■ **GIVEN EXERCISE**: Pick out the lines below that include the string "озерно".

# # # # #

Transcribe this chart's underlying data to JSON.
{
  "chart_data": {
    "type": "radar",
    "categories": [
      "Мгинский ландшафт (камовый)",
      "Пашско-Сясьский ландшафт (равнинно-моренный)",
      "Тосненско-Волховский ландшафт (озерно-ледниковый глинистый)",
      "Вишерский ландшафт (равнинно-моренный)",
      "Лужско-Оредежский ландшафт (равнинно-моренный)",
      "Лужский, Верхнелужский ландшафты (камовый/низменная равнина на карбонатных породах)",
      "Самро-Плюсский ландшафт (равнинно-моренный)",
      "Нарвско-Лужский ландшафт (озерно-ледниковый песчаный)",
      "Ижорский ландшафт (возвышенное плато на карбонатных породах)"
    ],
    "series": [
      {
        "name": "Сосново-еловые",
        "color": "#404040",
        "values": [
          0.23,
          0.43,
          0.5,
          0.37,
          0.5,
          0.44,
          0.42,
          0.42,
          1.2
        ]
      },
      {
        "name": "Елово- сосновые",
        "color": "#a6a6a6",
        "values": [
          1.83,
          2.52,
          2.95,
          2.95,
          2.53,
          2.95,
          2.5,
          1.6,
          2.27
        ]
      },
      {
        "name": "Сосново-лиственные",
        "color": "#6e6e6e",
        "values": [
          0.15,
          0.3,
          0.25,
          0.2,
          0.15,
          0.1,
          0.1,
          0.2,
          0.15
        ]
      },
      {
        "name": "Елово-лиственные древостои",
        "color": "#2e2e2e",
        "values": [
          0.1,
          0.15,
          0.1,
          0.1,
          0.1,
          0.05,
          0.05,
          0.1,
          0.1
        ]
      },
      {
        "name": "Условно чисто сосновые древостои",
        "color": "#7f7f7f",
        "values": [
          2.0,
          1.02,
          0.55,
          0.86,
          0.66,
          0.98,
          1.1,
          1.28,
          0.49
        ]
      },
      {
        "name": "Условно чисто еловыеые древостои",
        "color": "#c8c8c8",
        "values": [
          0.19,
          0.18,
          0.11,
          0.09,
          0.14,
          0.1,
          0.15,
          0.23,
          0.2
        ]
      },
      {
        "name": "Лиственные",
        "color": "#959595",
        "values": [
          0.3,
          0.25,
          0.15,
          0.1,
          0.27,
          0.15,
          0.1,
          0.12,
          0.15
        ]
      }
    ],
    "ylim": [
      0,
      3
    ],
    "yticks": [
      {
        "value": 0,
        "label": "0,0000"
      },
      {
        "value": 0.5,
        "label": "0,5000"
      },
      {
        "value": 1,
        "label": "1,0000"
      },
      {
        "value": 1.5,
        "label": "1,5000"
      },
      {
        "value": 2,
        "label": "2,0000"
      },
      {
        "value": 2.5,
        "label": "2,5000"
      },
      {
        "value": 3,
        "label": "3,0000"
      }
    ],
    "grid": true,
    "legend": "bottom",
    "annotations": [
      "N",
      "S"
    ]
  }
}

# # # # #

■ **RESULT OF THE EXERCISE**:
      "Тосненско-Волховский ландшафт (озерно-ледниковый глинистый)",
      "Нарвско-Лужский ландшафт (озерно-ледниковый песчаный)",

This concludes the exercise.